Data shown:
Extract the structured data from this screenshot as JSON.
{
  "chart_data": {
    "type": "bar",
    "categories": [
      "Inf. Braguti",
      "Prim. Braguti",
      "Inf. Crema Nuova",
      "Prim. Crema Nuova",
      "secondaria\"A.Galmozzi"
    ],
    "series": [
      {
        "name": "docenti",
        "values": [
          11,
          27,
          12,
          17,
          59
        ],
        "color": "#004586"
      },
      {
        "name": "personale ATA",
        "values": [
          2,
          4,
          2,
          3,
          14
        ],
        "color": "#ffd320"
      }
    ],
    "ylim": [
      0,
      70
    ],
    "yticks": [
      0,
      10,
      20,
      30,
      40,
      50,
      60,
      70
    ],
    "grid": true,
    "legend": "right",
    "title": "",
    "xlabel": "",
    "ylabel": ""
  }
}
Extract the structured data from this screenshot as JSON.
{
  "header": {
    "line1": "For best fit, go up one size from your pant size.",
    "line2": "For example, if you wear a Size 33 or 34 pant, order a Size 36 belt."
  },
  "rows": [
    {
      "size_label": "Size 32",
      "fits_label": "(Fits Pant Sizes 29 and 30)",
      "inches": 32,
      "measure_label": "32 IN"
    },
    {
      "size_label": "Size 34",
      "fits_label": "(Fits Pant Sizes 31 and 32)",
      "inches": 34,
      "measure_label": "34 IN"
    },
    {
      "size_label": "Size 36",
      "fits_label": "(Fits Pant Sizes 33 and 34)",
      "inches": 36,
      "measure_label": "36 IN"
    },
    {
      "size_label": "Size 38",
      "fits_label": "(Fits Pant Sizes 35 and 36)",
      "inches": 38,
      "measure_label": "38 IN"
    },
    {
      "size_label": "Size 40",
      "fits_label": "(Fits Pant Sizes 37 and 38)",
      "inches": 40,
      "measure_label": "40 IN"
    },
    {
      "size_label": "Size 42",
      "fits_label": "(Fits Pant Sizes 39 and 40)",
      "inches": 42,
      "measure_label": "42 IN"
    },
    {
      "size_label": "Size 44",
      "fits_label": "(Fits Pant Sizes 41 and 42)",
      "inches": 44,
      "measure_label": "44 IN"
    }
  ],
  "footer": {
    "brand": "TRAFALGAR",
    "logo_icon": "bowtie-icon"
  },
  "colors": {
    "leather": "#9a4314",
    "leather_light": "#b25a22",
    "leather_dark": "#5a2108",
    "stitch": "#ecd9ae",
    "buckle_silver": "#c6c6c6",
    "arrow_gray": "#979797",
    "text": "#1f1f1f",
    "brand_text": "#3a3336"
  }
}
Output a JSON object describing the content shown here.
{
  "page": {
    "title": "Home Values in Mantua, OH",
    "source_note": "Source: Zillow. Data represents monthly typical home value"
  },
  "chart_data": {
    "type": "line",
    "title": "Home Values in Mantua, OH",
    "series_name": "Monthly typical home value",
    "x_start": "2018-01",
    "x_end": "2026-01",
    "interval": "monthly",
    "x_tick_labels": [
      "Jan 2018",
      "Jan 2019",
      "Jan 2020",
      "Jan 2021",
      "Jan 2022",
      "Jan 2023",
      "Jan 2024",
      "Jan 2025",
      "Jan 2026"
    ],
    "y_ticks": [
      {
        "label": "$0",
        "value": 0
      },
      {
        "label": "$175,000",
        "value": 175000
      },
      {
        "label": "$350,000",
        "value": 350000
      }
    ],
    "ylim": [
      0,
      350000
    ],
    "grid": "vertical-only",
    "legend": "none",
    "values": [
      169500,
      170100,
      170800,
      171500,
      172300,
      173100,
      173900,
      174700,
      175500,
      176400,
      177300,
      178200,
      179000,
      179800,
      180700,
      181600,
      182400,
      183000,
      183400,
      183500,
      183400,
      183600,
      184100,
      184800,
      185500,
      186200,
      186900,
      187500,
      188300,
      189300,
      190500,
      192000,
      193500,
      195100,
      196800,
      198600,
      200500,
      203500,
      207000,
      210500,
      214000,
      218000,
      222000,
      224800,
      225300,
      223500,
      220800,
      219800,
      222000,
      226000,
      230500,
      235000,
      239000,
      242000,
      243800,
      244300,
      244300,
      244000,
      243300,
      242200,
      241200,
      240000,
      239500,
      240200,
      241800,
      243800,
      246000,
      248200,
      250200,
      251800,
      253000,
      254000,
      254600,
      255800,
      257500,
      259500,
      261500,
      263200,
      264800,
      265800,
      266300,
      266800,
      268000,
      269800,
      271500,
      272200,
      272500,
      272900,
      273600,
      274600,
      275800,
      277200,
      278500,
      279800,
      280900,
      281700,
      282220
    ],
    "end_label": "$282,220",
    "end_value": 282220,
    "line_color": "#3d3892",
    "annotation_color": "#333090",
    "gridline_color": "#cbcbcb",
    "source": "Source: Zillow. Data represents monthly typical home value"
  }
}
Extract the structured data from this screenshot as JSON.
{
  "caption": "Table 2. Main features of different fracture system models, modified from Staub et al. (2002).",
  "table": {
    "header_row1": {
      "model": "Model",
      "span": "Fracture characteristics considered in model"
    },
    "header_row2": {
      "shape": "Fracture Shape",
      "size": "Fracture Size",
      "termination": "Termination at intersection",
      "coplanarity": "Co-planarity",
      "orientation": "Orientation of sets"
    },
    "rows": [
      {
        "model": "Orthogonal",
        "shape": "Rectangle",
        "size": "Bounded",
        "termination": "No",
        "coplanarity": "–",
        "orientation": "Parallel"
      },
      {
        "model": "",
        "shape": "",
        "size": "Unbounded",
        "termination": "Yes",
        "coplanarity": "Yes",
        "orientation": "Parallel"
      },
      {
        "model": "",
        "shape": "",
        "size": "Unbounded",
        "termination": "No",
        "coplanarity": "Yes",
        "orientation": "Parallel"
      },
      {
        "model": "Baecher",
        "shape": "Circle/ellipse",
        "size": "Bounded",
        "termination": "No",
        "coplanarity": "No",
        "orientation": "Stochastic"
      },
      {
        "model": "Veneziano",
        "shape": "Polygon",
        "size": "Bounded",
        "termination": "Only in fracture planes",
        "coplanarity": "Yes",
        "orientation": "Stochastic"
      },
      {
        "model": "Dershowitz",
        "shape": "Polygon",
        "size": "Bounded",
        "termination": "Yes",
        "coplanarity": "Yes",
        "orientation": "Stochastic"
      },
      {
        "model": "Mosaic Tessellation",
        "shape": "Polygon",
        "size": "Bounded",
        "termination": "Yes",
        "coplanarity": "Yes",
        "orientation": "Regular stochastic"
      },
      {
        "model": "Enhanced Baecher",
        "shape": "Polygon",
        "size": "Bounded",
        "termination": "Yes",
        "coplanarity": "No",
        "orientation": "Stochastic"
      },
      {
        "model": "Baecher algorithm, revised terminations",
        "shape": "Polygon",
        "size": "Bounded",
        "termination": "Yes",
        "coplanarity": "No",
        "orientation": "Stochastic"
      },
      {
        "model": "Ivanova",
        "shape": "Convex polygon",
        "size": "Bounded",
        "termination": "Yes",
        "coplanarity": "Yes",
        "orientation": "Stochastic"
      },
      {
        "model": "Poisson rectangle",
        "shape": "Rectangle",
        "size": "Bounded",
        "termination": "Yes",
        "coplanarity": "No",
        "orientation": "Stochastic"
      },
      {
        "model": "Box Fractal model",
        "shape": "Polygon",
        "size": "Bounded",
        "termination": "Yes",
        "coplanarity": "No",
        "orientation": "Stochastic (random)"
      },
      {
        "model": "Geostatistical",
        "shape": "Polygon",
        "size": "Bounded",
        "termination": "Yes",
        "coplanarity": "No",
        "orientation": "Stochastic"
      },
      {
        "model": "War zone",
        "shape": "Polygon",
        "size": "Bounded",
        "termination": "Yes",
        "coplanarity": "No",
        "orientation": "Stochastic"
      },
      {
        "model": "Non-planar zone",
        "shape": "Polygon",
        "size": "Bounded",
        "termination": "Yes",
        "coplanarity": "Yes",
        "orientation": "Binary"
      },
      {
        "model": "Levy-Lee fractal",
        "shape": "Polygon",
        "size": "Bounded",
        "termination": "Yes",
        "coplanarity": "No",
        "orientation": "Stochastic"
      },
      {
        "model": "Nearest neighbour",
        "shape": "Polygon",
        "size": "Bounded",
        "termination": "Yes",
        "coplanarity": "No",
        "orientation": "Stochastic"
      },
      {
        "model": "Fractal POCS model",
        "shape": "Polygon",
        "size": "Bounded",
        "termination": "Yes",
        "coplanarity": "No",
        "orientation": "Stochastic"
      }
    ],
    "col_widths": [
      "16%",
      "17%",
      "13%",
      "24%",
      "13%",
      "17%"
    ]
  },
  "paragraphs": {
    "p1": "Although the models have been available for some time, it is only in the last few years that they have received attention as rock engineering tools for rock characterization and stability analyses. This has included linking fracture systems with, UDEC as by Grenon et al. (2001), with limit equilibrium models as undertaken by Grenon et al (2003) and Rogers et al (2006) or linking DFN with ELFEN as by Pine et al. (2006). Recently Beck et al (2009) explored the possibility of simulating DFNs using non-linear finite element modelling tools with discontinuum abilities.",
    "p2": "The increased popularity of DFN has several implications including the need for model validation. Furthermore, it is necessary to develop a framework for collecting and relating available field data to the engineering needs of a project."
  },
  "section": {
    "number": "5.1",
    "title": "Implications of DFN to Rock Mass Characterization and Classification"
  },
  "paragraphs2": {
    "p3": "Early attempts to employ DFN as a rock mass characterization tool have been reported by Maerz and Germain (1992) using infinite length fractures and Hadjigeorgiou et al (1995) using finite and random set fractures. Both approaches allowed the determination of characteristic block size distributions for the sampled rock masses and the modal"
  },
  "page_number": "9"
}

Written task: Go through the data and gather every line that holds "random".

Solution for this exercise:
        "orientation": "Stochastic (random)"
    "p3": "Early attempts to employ DFN as a rock mass characterization tool have been reported by Maerz and Germain (1992) using infinite length fractures and Hadjigeorgiou et al (1995) using finite and random set fractures. Both approaches allowed the determination of characteristic block size distributions for the sampled rock masses and the modal"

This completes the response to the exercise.